* SHORT PROBLEM *
Reproduce the data below line for line, leaving out the pictures.

==*==

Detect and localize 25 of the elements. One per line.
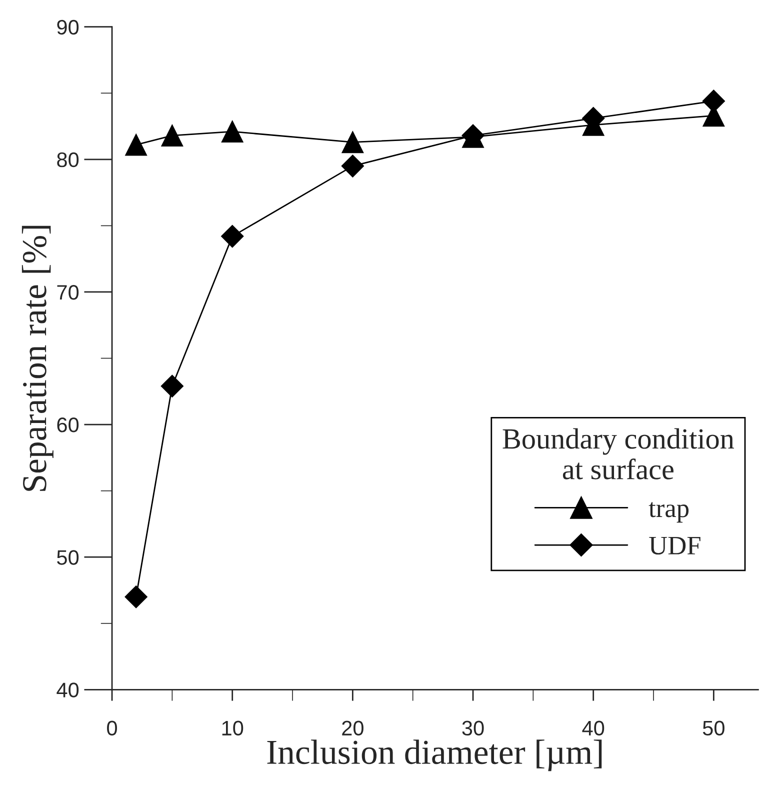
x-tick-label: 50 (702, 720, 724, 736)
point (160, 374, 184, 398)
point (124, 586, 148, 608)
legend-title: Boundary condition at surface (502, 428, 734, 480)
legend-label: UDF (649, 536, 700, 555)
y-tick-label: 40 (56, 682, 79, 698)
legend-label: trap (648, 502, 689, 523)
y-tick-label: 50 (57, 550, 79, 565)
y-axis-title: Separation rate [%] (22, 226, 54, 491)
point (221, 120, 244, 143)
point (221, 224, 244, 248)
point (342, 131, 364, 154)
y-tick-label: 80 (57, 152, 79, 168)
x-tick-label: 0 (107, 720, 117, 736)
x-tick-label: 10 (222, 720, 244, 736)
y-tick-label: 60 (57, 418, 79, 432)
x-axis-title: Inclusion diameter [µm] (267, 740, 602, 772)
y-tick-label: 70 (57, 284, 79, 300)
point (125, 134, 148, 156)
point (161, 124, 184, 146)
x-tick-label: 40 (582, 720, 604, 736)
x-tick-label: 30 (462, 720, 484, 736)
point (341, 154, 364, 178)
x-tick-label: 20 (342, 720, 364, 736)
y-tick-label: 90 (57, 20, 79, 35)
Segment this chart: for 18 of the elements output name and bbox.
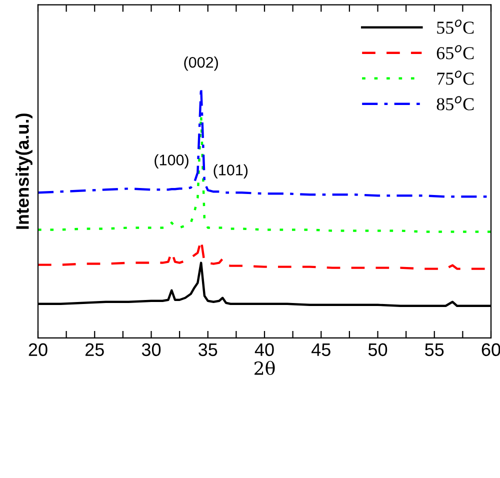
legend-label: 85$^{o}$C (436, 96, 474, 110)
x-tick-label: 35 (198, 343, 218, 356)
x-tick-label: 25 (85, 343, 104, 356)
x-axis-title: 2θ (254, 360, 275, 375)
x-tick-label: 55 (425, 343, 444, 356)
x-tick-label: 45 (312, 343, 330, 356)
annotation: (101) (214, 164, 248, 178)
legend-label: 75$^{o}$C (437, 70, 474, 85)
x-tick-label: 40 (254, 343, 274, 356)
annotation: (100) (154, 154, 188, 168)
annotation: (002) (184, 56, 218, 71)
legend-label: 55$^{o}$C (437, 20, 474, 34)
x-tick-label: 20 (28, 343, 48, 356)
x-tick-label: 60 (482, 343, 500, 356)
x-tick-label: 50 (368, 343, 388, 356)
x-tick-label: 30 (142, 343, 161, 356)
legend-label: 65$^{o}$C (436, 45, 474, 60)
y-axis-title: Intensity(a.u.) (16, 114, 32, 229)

==*==

* SOLVED EXERCISE *
Detect and localize 25 of the elements. One per line.
x-tick-label: 50 (702, 720, 724, 736)
point (160, 374, 184, 398)
point (124, 586, 148, 608)
legend-title: Boundary condition at surface (502, 428, 734, 480)
legend-label: UDF (649, 536, 700, 555)
y-tick-label: 40 (56, 682, 79, 698)
legend-label: trap (648, 502, 689, 523)
y-tick-label: 50 (57, 550, 79, 565)
y-axis-title: Separation rate [%] (22, 226, 54, 491)
point (221, 120, 244, 143)
point (221, 224, 244, 248)
point (342, 131, 364, 154)
y-tick-label: 80 (57, 152, 79, 168)
x-tick-label: 0 (107, 720, 117, 736)
x-tick-label: 10 (222, 720, 244, 736)
y-tick-label: 60 (57, 418, 79, 432)
x-axis-title: Inclusion diameter [µm] (267, 740, 602, 772)
y-tick-label: 70 (57, 284, 79, 300)
point (125, 134, 148, 156)
point (161, 124, 184, 146)
x-tick-label: 40 (582, 720, 604, 736)
x-tick-label: 30 (462, 720, 484, 736)
point (341, 154, 364, 178)
x-tick-label: 20 (342, 720, 364, 736)
y-tick-label: 90 (57, 20, 79, 35)
Segment this chart: for 18 of the elements output name and bbox.
legend-label: 85$^{o}$C (436, 96, 474, 110)
x-tick-label: 35 (198, 343, 218, 356)
x-tick-label: 25 (85, 343, 104, 356)
x-axis-title: 2θ (254, 360, 275, 375)
x-tick-label: 55 (425, 343, 444, 356)
x-tick-label: 45 (312, 343, 330, 356)
annotation: (101) (214, 164, 248, 178)
legend-label: 75$^{o}$C (437, 70, 474, 85)
x-tick-label: 40 (254, 343, 274, 356)
annotation: (100) (154, 154, 188, 168)
annotation: (002) (184, 56, 218, 71)
legend-label: 55$^{o}$C (437, 20, 474, 34)
x-tick-label: 20 (28, 343, 48, 356)
x-tick-label: 60 (482, 343, 500, 356)
x-tick-label: 50 (368, 343, 388, 356)
x-tick-label: 30 (142, 343, 161, 356)
legend-label: 65$^{o}$C (436, 45, 474, 60)
y-axis-title: Intensity(a.u.) (16, 114, 32, 229)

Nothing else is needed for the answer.